→ **Task details**
Scan the data below and pick out the lines containing the word "ylabel".
-- Begin --
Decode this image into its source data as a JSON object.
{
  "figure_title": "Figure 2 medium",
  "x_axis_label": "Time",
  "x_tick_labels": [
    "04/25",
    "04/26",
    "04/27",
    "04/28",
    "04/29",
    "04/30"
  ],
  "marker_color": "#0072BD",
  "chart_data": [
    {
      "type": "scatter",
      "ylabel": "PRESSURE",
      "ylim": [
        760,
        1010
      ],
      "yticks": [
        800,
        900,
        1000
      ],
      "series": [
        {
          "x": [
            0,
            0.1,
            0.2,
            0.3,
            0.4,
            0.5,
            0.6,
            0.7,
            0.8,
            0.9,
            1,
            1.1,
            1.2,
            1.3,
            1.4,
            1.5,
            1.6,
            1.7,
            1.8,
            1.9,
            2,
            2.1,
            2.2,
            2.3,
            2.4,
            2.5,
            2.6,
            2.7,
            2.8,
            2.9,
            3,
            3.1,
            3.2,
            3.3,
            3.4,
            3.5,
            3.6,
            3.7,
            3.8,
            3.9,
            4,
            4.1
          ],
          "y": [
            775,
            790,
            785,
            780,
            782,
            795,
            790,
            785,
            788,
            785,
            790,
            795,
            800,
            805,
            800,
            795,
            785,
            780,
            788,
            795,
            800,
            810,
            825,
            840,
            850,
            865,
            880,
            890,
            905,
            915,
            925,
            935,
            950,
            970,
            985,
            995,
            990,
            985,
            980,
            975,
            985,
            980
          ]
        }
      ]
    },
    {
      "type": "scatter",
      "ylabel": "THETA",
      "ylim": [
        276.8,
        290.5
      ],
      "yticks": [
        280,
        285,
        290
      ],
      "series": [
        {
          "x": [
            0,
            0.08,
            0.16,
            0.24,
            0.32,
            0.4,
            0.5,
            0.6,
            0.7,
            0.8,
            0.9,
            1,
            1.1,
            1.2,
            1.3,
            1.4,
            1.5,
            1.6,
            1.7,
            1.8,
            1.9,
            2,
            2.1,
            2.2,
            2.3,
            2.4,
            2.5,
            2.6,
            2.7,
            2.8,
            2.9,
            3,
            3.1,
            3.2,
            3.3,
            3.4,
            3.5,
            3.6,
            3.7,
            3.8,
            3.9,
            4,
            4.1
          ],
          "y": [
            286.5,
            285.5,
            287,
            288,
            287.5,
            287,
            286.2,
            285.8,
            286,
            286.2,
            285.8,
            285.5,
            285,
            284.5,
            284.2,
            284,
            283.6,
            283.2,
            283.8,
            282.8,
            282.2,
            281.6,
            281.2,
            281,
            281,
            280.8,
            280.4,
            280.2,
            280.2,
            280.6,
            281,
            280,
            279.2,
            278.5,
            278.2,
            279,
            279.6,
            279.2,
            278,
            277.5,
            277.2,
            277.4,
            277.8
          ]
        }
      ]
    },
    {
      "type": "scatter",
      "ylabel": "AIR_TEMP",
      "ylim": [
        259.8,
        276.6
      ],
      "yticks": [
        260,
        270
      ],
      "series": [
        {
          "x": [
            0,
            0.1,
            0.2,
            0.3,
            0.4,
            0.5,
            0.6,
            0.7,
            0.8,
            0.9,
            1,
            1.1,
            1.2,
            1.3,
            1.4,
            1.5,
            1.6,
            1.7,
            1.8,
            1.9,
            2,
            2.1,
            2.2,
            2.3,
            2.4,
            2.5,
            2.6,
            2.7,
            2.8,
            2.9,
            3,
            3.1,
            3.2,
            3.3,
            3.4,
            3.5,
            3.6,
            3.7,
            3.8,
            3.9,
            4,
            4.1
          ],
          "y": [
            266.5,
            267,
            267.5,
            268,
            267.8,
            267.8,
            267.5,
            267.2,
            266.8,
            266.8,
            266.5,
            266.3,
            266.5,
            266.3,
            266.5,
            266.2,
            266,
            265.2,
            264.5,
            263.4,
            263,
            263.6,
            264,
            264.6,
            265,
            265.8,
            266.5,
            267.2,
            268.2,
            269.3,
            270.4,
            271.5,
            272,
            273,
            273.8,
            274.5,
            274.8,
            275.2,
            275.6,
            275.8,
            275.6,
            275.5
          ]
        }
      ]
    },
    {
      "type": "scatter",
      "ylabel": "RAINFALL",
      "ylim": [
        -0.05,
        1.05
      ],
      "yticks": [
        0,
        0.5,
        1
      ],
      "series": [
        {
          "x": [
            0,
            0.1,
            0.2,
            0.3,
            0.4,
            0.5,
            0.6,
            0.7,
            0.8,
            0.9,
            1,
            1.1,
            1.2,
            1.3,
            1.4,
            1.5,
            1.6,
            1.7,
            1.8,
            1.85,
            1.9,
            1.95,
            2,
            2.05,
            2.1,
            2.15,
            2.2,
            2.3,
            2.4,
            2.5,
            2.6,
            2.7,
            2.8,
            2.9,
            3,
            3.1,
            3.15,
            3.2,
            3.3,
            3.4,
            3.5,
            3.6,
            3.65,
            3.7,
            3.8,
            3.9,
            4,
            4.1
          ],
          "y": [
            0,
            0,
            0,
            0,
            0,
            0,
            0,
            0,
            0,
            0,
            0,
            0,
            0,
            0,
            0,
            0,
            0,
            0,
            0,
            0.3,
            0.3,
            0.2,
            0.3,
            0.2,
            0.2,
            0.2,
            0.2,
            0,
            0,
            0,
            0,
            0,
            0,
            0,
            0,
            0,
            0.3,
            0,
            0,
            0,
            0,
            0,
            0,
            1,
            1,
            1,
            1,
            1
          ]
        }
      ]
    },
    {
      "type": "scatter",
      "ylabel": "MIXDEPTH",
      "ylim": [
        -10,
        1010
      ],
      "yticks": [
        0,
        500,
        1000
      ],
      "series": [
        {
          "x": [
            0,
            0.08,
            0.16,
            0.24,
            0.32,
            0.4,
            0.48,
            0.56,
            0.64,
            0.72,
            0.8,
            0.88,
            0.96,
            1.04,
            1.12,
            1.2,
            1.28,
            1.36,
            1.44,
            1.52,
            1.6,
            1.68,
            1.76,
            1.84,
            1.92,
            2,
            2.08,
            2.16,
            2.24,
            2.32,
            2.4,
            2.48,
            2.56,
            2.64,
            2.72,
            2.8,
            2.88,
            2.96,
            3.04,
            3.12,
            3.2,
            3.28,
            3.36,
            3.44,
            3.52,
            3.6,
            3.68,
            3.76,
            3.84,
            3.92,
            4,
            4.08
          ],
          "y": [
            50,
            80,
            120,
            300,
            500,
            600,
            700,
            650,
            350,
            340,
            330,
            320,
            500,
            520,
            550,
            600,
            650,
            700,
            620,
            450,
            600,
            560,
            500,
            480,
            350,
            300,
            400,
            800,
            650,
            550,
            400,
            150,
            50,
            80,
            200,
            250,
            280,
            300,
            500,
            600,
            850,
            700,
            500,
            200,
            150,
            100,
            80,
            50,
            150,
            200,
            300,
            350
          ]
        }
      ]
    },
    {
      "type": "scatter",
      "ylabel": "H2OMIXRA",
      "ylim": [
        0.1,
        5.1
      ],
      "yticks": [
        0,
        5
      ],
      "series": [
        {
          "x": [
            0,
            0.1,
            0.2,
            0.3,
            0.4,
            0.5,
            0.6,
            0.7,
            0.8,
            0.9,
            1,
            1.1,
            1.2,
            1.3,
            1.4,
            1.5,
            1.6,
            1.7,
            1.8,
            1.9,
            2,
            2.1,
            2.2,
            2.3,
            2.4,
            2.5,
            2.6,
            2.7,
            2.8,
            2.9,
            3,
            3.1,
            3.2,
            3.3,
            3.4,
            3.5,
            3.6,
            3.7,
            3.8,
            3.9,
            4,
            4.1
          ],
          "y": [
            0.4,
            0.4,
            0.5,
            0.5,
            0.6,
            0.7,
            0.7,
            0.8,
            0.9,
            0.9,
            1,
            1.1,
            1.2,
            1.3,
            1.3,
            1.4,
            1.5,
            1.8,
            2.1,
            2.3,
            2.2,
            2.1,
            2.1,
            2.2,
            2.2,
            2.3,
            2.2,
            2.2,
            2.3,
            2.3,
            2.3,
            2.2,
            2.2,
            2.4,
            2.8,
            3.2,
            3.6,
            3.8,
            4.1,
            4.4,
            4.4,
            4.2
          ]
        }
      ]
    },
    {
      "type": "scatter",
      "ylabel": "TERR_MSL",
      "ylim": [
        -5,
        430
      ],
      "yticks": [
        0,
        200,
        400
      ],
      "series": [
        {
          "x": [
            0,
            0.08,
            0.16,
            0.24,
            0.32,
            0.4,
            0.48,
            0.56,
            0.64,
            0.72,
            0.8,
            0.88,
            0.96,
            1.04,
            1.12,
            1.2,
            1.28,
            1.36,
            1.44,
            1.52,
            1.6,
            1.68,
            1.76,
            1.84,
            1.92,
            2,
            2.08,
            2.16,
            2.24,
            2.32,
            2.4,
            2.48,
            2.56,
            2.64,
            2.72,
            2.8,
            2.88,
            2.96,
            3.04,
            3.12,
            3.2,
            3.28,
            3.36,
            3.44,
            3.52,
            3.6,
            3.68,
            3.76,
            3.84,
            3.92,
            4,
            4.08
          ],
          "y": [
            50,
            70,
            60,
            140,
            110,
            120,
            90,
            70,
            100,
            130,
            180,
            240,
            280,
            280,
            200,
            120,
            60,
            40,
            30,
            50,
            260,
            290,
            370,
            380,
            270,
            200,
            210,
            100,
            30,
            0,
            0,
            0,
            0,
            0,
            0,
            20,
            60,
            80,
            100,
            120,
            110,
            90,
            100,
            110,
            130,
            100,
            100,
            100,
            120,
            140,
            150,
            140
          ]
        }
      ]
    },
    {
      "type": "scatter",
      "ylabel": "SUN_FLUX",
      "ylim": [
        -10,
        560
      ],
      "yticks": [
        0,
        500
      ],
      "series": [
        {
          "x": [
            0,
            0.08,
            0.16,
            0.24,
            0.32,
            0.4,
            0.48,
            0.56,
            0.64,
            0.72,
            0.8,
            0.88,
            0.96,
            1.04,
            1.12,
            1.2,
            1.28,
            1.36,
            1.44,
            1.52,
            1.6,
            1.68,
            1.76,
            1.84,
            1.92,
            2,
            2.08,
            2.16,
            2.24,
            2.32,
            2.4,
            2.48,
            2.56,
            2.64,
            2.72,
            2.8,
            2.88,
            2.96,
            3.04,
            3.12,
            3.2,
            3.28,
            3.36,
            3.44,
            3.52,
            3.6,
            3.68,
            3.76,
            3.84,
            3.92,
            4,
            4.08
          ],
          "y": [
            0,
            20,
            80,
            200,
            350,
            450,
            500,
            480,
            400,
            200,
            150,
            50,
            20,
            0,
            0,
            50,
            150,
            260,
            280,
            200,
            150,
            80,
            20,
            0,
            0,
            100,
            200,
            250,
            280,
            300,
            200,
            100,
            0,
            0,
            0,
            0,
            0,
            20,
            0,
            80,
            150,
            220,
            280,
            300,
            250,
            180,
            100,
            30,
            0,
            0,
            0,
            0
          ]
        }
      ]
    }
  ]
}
-- End --
→ **Exercise output**
      "ylabel": "PRESSURE",
      "ylabel": "THETA",
      "ylabel": "AIR_TEMP",
      "ylabel": "RAINFALL",
      "ylabel": "MIXDEPTH",
      "ylabel": "H2OMIXRA",
      "ylabel": "TERR_MSL",
      "ylabel": "SUN_FLUX",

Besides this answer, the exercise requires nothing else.